→ **To do**:
Find all the lines with "JSON" and gather them.

** begin Information given **

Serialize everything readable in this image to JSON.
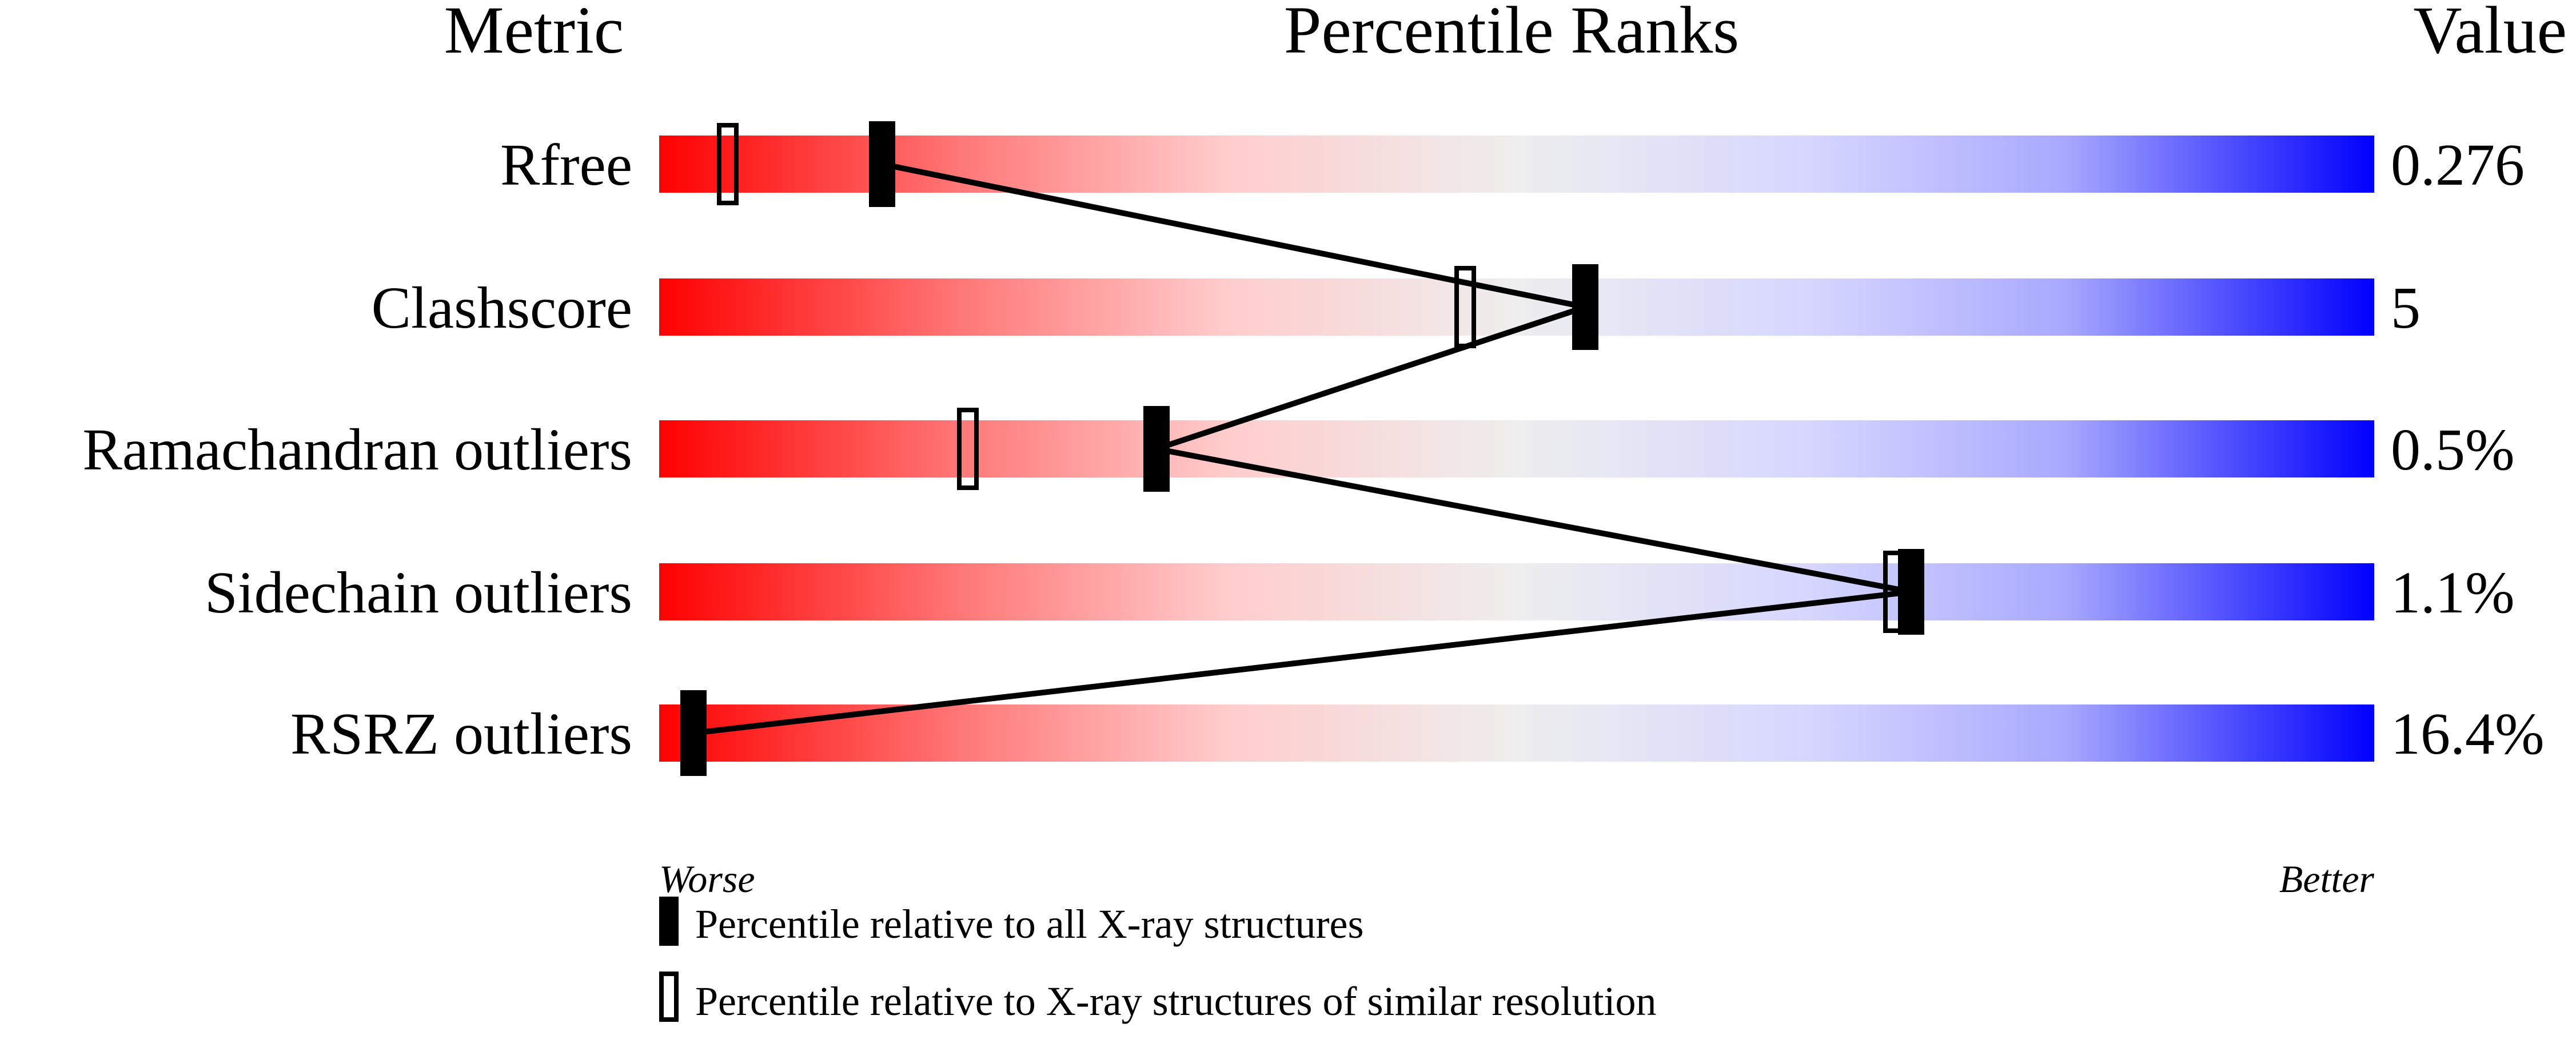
{
  "chart_data": {
    "type": "percentile-slider",
    "headers": {
      "metric": "Metric",
      "ranks": "Percentile Ranks",
      "value": "Value"
    },
    "xlim": [
      0,
      100
    ],
    "scale_labels": {
      "left": "Worse",
      "right": "Better"
    },
    "gradient_colors": [
      "#ff0000",
      "#eeeeee",
      "#0000ff"
    ],
    "rows": [
      {
        "metric": "Rfree",
        "value": "0.276",
        "percentile_all": 13,
        "percentile_similar": 4
      },
      {
        "metric": "Clashscore",
        "value": "5",
        "percentile_all": 54,
        "percentile_similar": 47
      },
      {
        "metric": "Ramachandran outliers",
        "value": "0.5%",
        "percentile_all": 29,
        "percentile_similar": 18
      },
      {
        "metric": "Sidechain outliers",
        "value": "1.1%",
        "percentile_all": 73,
        "percentile_similar": 72
      },
      {
        "metric": "RSRZ outliers",
        "value": "16.4%",
        "percentile_all": 2,
        "percentile_similar": null
      }
    ],
    "legend": [
      {
        "marker": "filled",
        "label": "Percentile relative to all X-ray structures"
      },
      {
        "marker": "open",
        "label": "Percentile relative to X-ray structures of similar resolution"
      }
    ]
  }
}
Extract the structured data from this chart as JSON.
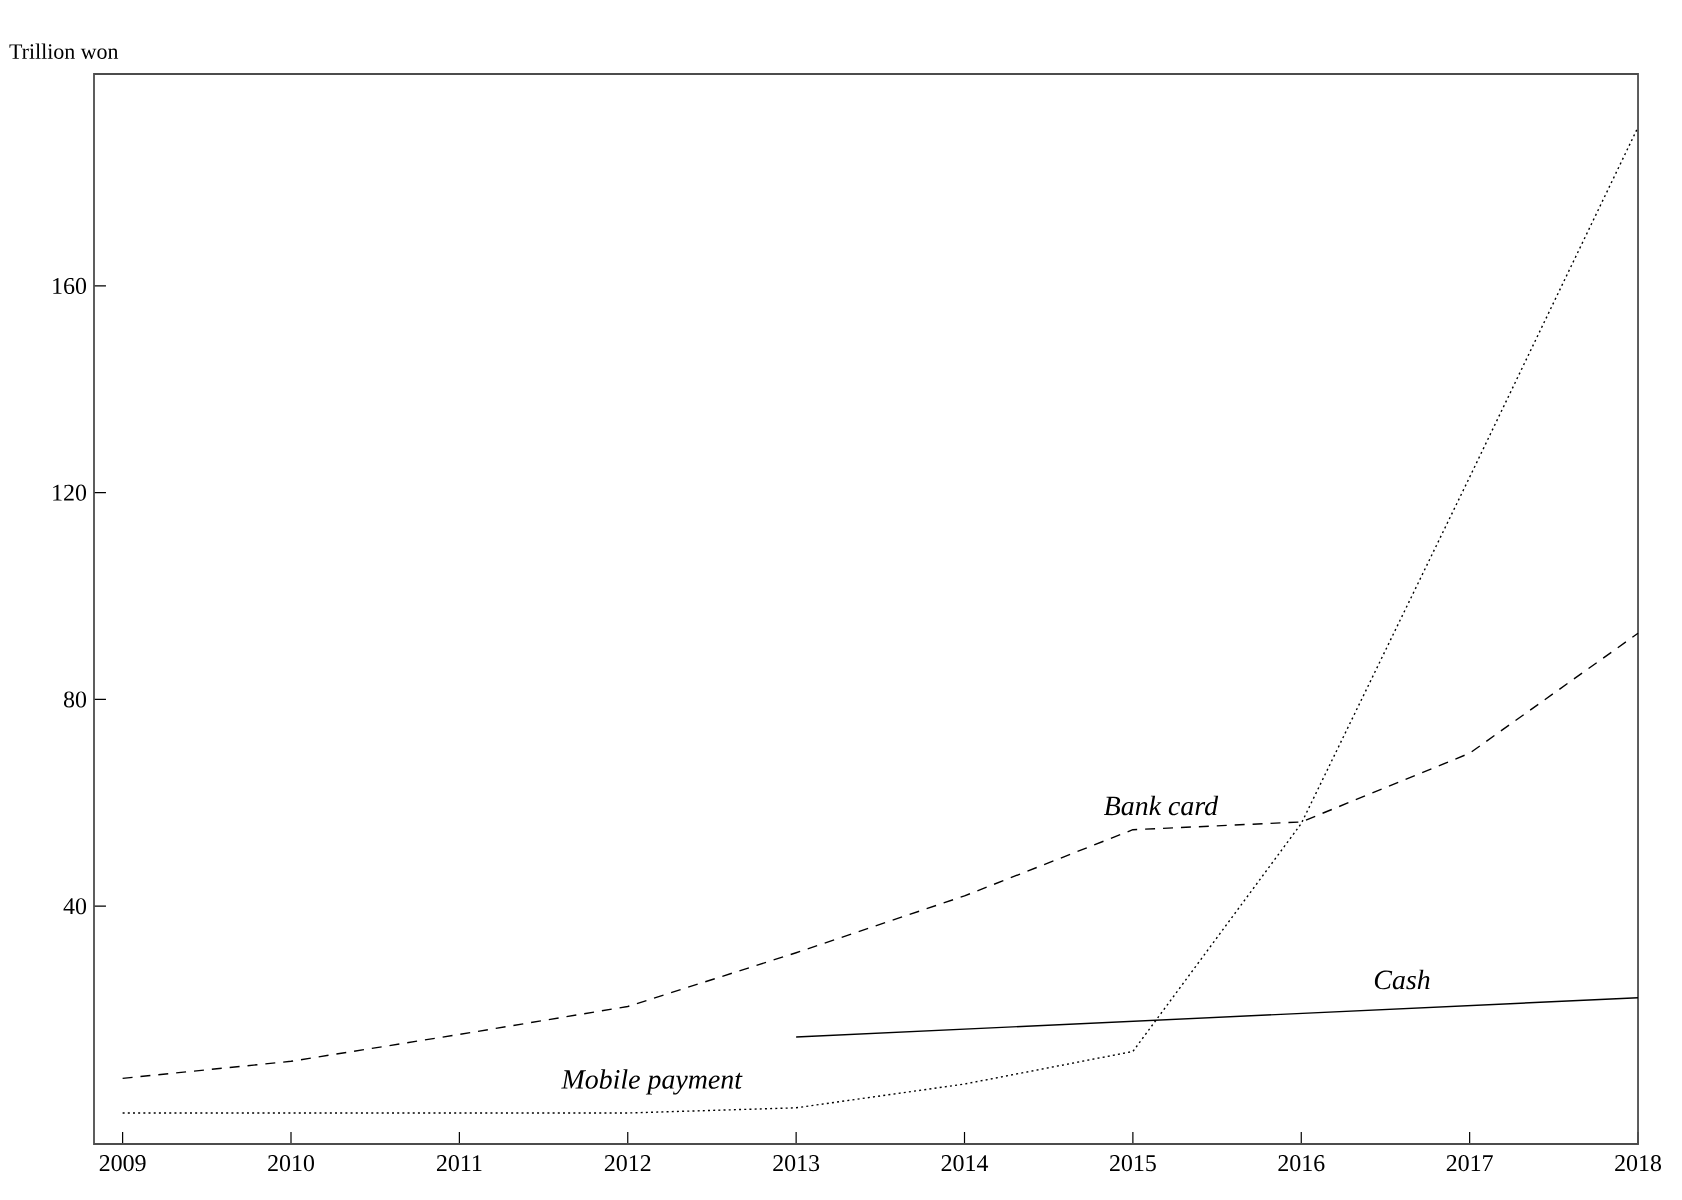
{
  "chart_data": {
    "type": "line",
    "ylabel": "Trillion won",
    "xlim": [
      2008.83,
      2018
    ],
    "ylim": [
      -6,
      201
    ],
    "xticks": [
      2009,
      2010,
      2011,
      2012,
      2013,
      2014,
      2015,
      2016,
      2017,
      2018
    ],
    "yticks": [
      40,
      80,
      120,
      160
    ],
    "grid": false,
    "legend": false,
    "marker": "none",
    "series": [
      {
        "name": "Bank card",
        "color": "#000000",
        "line_style": "dashed",
        "x": [
          2009,
          2010,
          2011,
          2012,
          2013,
          2014,
          2015,
          2016,
          2017,
          2018
        ],
        "values": [
          6.7,
          10,
          15.2,
          20.6,
          31,
          42,
          54.8,
          56.3,
          69.6,
          92.8
        ]
      },
      {
        "name": "Mobile payment",
        "color": "#000000",
        "line_style": "dotted",
        "x": [
          2009,
          2010,
          2011,
          2012,
          2013,
          2014,
          2015,
          2016,
          2017,
          2018
        ],
        "values": [
          0,
          0,
          0,
          0,
          1,
          5.6,
          11.9,
          56,
          123,
          190.7
        ]
      },
      {
        "name": "Cash",
        "color": "#000000",
        "line_style": "solid",
        "x": [
          2013,
          2018
        ],
        "values": [
          14.7,
          22.3
        ]
      }
    ]
  }
}
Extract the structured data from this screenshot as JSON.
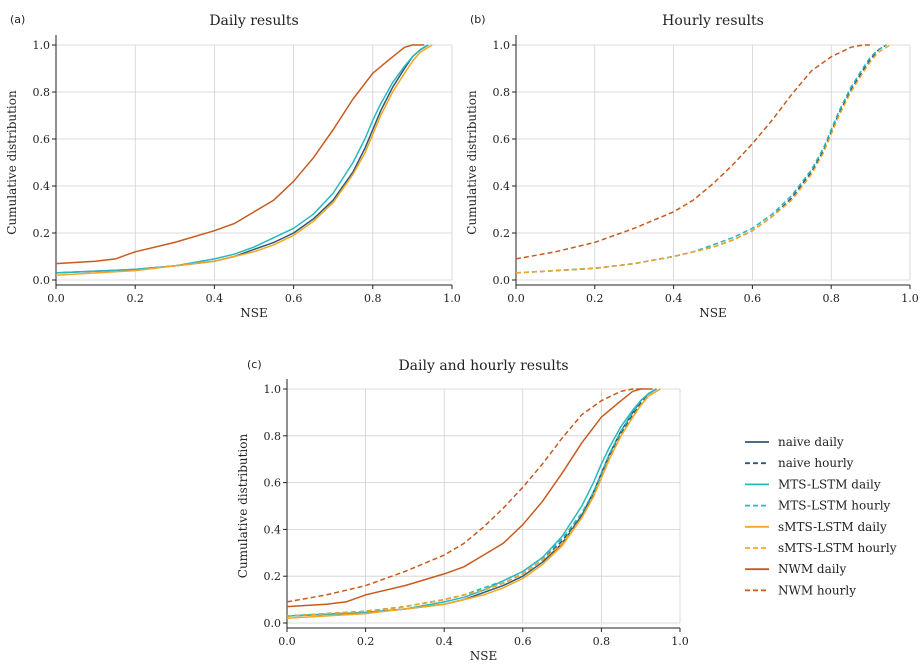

** end Information given **

→ **Exercise output**:
Serialize everything readable in this image to JSON.
Extract the structured data from this chart as JSON.
Extract the structured data from this screenshot as JSON.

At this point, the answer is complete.